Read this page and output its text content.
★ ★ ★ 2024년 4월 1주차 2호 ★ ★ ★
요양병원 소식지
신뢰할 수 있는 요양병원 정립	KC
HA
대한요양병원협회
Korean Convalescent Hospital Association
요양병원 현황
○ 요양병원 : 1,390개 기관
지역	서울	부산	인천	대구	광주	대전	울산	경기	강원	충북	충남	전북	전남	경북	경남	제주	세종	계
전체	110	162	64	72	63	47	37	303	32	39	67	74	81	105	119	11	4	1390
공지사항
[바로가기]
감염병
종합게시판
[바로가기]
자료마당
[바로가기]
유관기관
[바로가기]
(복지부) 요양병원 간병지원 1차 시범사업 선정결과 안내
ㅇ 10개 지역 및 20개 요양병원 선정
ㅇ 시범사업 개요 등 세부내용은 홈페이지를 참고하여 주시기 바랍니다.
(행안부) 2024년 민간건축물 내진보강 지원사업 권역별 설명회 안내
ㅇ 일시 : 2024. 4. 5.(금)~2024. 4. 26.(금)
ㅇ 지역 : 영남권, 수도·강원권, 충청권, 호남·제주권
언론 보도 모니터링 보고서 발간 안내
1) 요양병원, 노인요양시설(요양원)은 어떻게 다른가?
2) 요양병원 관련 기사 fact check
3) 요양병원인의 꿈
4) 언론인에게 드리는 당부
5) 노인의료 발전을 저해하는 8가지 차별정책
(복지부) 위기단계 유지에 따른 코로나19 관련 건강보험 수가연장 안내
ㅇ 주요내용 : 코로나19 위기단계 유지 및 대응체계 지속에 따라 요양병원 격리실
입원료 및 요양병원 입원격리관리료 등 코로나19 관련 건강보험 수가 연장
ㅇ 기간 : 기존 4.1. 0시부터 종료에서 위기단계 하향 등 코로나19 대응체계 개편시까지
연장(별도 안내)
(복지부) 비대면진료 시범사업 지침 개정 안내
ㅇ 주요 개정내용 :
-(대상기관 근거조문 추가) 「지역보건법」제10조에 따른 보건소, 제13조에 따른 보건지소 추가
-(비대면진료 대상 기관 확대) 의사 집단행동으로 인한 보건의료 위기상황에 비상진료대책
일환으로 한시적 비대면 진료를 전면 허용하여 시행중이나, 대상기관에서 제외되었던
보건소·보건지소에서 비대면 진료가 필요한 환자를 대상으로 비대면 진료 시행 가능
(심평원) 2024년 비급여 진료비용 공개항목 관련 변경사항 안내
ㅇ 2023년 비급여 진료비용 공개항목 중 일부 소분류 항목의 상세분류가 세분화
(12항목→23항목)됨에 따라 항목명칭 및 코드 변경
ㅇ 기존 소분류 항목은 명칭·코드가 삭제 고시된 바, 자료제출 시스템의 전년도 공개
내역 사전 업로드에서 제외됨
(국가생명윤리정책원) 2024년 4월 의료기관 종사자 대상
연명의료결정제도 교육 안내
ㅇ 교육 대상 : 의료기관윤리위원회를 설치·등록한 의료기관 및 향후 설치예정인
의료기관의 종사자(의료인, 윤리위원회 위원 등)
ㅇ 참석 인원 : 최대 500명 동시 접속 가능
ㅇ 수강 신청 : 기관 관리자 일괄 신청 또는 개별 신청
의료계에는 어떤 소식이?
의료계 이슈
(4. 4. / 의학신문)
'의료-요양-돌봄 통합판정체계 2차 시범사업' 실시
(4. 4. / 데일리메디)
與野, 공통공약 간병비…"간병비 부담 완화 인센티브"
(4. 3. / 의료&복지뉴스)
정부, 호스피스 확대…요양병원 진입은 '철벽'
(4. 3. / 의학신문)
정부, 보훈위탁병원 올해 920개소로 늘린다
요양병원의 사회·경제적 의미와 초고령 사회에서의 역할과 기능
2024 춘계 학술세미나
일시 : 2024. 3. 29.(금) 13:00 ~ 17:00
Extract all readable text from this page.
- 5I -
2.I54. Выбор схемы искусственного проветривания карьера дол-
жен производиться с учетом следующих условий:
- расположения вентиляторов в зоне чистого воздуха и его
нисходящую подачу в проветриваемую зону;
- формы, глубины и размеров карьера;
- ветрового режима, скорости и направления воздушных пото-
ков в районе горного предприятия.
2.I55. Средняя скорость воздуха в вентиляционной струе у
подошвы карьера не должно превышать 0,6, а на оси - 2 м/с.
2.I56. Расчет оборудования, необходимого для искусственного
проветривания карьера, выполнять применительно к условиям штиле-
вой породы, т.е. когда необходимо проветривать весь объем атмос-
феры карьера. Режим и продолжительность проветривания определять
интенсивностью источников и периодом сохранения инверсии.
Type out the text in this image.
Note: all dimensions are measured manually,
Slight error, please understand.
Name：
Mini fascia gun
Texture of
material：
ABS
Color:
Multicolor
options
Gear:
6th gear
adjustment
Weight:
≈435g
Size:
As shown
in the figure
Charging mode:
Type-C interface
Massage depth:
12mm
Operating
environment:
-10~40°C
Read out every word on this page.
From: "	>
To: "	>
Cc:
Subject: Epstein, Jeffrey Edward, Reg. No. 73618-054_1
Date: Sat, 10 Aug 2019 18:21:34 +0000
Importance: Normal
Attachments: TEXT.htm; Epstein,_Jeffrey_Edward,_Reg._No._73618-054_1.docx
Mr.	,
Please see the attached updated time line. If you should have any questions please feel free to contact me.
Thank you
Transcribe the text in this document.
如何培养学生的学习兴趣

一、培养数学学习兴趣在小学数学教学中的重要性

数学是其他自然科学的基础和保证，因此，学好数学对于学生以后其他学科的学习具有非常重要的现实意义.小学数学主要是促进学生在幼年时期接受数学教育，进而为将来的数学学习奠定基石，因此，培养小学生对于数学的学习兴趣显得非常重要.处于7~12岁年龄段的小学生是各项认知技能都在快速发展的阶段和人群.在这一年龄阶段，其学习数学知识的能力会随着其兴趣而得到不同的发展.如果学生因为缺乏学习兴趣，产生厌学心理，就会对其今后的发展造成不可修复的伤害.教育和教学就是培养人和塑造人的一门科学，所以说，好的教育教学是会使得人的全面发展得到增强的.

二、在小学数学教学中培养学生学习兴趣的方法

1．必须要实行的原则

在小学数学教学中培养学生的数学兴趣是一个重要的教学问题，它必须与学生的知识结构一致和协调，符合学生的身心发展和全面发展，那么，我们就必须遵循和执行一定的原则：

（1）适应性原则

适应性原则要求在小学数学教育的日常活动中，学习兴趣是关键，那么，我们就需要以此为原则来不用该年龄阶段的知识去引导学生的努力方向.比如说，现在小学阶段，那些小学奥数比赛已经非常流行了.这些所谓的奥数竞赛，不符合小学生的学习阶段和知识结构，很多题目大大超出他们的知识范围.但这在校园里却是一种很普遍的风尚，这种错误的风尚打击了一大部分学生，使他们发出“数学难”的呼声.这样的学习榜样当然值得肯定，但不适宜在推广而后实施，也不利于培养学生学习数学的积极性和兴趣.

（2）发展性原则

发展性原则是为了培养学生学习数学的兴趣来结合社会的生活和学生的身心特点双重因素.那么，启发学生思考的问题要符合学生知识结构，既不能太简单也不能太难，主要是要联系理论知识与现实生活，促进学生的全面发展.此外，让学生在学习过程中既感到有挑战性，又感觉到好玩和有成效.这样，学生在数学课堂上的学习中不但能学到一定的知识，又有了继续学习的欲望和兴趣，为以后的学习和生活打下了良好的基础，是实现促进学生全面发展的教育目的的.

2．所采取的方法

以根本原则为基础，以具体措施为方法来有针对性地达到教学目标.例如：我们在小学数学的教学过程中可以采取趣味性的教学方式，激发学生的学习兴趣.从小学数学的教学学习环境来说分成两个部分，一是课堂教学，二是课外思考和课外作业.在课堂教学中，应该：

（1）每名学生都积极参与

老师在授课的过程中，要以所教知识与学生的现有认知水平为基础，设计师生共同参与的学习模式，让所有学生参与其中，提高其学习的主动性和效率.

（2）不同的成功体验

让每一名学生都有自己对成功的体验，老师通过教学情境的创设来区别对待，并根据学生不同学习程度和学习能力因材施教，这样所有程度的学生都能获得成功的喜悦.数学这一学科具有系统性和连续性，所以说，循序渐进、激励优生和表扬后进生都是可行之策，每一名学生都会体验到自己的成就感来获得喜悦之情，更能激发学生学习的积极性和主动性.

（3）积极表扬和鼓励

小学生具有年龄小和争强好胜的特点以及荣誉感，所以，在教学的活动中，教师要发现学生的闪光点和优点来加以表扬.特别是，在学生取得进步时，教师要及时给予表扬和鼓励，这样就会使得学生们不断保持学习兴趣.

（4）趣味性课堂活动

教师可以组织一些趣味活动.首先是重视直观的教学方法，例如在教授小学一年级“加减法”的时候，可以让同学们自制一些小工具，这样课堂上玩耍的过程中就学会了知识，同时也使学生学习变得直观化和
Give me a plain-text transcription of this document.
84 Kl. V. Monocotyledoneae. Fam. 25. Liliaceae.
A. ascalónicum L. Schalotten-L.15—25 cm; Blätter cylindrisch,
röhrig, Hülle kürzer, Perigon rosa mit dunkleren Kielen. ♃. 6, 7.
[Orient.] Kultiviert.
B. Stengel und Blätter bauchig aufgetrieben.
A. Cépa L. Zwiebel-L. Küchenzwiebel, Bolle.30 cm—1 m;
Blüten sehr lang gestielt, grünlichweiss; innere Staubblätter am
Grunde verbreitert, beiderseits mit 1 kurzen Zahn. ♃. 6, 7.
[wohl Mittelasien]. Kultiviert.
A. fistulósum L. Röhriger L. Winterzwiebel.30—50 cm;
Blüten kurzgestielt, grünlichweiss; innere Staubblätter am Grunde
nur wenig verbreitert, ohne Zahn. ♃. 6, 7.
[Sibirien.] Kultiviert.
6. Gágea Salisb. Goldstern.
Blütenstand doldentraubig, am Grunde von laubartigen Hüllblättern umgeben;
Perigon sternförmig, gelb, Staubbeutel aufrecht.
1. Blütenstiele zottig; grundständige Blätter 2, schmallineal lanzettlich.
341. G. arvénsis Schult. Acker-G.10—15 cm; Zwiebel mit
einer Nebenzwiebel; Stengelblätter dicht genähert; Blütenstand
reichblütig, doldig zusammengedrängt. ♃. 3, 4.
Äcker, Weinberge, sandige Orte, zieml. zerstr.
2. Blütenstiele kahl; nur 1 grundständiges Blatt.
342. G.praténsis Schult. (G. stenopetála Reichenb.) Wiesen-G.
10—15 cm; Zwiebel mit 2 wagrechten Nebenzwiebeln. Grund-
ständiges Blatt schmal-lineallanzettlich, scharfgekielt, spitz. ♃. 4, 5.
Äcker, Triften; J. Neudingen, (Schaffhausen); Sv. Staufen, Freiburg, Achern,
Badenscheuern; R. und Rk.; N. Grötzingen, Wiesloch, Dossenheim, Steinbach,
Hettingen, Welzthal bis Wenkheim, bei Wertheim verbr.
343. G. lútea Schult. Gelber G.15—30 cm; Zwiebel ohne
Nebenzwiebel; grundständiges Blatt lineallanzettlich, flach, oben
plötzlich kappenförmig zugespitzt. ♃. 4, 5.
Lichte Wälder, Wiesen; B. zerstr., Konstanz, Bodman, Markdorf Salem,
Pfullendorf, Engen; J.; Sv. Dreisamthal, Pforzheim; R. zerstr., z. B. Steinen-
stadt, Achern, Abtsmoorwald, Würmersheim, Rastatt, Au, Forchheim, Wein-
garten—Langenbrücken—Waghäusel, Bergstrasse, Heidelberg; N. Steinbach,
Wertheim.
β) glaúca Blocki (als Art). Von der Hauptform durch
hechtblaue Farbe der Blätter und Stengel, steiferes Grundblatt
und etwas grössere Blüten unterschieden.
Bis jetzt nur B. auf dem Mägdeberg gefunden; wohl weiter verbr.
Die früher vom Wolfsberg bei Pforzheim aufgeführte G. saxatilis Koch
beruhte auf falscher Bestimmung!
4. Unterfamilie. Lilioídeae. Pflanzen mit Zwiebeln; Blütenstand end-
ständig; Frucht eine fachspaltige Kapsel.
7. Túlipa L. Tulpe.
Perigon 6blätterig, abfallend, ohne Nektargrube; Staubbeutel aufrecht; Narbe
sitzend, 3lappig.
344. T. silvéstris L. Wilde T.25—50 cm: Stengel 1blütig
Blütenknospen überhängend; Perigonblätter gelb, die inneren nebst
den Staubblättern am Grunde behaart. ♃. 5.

|---|

Check each line of the entries above, and show every one holding the word "Grunde".

Written solution
Grunde verbreitert, beiderseits mit 1 kurzen Zahn. ♃. 6, 7.
Blüten kurzgestielt, grünlichweiss; innere Staubblätter am Grunde
Blütenstand doldentraubig, am Grunde von laubartigen Hüllblättern umgeben;
den Staubblättern am Grunde behaart. ♃. 5.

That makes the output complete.